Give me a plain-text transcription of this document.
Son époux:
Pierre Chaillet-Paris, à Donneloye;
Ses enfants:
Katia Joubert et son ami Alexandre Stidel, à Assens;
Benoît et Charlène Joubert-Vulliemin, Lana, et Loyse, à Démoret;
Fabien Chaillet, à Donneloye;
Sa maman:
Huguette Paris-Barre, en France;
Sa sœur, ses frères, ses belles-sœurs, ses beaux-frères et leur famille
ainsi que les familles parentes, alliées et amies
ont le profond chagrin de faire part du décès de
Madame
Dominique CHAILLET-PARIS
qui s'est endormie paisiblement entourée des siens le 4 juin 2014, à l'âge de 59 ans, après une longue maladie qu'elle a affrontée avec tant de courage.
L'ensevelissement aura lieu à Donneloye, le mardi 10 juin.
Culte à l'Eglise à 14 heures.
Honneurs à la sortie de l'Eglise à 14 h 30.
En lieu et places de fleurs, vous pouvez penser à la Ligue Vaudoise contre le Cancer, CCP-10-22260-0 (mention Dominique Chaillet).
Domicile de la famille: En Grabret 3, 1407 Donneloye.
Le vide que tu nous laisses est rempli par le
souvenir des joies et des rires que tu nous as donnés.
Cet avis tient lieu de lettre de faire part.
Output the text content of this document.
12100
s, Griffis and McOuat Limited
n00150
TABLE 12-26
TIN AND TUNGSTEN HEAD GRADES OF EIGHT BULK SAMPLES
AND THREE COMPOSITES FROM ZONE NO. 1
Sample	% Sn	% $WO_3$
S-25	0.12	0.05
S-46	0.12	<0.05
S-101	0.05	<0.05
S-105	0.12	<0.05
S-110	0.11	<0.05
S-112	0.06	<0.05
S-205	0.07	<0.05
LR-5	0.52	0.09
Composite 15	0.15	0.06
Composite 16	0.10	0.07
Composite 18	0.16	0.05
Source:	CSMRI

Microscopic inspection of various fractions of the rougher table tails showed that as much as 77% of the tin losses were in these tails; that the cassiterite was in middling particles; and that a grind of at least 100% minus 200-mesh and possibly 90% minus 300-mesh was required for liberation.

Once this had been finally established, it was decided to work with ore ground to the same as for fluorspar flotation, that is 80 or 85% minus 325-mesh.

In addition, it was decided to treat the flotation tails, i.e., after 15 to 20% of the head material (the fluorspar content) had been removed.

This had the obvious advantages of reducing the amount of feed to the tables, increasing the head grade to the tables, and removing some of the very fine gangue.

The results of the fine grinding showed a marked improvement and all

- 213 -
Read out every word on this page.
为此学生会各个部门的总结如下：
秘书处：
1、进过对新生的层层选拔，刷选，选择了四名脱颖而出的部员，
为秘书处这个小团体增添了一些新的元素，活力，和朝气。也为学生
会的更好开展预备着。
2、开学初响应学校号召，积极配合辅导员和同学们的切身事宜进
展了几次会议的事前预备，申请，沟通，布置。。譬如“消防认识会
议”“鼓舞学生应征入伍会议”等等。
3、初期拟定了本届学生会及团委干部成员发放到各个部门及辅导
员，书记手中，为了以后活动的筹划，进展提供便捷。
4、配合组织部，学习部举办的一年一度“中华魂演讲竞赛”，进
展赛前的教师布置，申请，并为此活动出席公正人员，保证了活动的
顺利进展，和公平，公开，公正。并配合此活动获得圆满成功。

********************

■ WRITTEN TASK: Write out the whole listing exactly.

■ PROBLEM SOLUTION:
Give me a plain-text transcription of this document.
Son époux:
Pierre Chaillet-Paris, à Donneloye;
Ses enfants:
Katia Joubert et son ami Alexandre Stidel, à Assens;
Benoît et Charlène Joubert-Vulliemin, Lana, et Loyse, à Démoret;
Fabien Chaillet, à Donneloye;
Sa maman:
Huguette Paris-Barre, en France;
Sa sœur, ses frères, ses belles-sœurs, ses beaux-frères et leur famille
ainsi que les familles parentes, alliées et amies
ont le profond chagrin de faire part du décès de
Madame
Dominique CHAILLET-PARIS
qui s'est endormie paisiblement entourée des siens le 4 juin 2014, à l'âge de 59 ans, après une longue maladie qu'elle a affrontée avec tant de courage.
L'ensevelissement aura lieu à Donneloye, le mardi 10 juin.
Culte à l'Eglise à 14 heures.
Honneurs à la sortie de l'Eglise à 14 h 30.
En lieu et places de fleurs, vous pouvez penser à la Ligue Vaudoise contre le Cancer, CCP-10-22260-0 (mention Dominique Chaillet).
Domicile de la famille: En Grabret 3, 1407 Donneloye.
Le vide que tu nous laisses est rempli par le
souvenir des joies et des rires que tu nous as donnés.
Cet avis tient lieu de lettre de faire part.
Output the text content of this document.
12100
s, Griffis and McOuat Limited
n00150
TABLE 12-26
TIN AND TUNGSTEN HEAD GRADES OF EIGHT BULK SAMPLES
AND THREE COMPOSITES FROM ZONE NO. 1
Sample	% Sn	% $WO_3$
S-25	0.12	0.05
S-46	0.12	<0.05
S-101	0.05	<0.05
S-105	0.12	<0.05
S-110	0.11	<0.05
S-112	0.06	<0.05
S-205	0.07	<0.05
LR-5	0.52	0.09
Composite 15	0.15	0.06
Composite 16	0.10	0.07
Composite 18	0.16	0.05
Source:	CSMRI

Microscopic inspection of various fractions of the rougher table tails showed that as much as 77% of the tin losses were in these tails; that the cassiterite was in middling particles; and that a grind of at least 100% minus 200-mesh and possibly 90% minus 300-mesh was required for liberation.

Once this had been finally established, it was decided to work with ore ground to the same as for fluorspar flotation, that is 80 or 85% minus 325-mesh.

In addition, it was decided to treat the flotation tails, i.e., after 15 to 20% of the head material (the fluorspar content) had been removed.

This had the obvious advantages of reducing the amount of feed to the tables, increasing the head grade to the tables, and removing some of the very fine gangue.

The results of the fine grinding showed a marked improvement and all

- 213 -
Read out every word on this page.
为此学生会各个部门的总结如下：
秘书处：
1、进过对新生的层层选拔，刷选，选择了四名脱颖而出的部员，
为秘书处这个小团体增添了一些新的元素，活力，和朝气。也为学生
会的更好开展预备着。
2、开学初响应学校号召，积极配合辅导员和同学们的切身事宜进
展了几次会议的事前预备，申请，沟通，布置。。譬如“消防认识会
议”“鼓舞学生应征入伍会议”等等。
3、初期拟定了本届学生会及团委干部成员发放到各个部门及辅导
员，书记手中，为了以后活动的筹划，进展提供便捷。
4、配合组织部，学习部举办的一年一度“中华魂演讲竞赛”，进
展赛前的教师布置，申请，并为此活动出席公正人员，保证了活动的
顺利进展，和公平，公开，公正。并配合此活动获得圆满成功。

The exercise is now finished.